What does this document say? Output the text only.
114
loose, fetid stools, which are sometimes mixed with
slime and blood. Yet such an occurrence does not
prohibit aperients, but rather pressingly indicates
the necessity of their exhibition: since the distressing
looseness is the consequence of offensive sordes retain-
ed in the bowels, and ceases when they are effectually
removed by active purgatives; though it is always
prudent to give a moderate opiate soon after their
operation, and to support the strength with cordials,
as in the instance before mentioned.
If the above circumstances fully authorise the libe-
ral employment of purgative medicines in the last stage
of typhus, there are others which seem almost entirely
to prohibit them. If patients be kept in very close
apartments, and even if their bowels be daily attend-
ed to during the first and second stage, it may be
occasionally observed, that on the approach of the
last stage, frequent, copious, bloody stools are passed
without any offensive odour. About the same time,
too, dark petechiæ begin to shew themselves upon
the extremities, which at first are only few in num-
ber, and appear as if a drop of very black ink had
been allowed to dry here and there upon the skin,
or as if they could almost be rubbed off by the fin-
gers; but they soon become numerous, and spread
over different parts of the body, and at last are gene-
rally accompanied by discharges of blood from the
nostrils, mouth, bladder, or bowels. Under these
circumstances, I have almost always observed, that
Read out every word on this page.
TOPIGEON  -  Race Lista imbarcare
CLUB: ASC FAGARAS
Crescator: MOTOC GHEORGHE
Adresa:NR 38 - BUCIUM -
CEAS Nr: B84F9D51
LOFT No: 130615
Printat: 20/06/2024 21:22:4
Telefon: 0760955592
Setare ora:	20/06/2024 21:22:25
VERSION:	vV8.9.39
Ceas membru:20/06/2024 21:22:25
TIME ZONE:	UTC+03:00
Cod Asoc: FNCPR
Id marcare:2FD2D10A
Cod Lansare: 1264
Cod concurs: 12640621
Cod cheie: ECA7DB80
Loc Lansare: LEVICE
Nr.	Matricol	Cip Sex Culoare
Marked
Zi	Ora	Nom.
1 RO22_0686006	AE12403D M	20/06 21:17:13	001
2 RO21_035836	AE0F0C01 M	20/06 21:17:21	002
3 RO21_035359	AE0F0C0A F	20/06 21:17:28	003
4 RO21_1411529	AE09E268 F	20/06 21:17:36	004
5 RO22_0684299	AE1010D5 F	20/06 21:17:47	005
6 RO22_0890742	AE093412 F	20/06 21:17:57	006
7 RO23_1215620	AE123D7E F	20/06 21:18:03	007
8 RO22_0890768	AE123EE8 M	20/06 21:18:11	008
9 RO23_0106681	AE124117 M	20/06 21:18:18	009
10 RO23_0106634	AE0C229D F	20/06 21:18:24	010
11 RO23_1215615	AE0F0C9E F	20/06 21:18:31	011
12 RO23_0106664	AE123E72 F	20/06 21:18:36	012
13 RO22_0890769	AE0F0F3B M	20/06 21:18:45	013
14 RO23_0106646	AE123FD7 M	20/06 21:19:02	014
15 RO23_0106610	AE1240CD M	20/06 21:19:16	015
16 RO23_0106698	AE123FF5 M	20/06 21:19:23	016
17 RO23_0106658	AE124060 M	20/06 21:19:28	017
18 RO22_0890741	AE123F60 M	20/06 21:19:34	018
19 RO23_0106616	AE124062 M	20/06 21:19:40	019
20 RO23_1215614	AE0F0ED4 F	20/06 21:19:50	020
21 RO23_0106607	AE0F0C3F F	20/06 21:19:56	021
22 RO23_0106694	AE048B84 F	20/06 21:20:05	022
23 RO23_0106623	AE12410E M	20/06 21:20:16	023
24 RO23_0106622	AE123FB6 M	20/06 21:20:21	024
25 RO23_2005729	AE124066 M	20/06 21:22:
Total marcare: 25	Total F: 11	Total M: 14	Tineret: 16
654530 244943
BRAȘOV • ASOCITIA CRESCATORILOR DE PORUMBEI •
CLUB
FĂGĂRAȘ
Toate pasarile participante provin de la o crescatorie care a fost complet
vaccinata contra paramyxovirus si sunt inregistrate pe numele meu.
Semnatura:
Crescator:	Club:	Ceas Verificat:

=-=-=

• [Exercise goal]: For the listing above, find how many lines hold the word "first". Only the number should be written.

• [Result of this exercise]: 2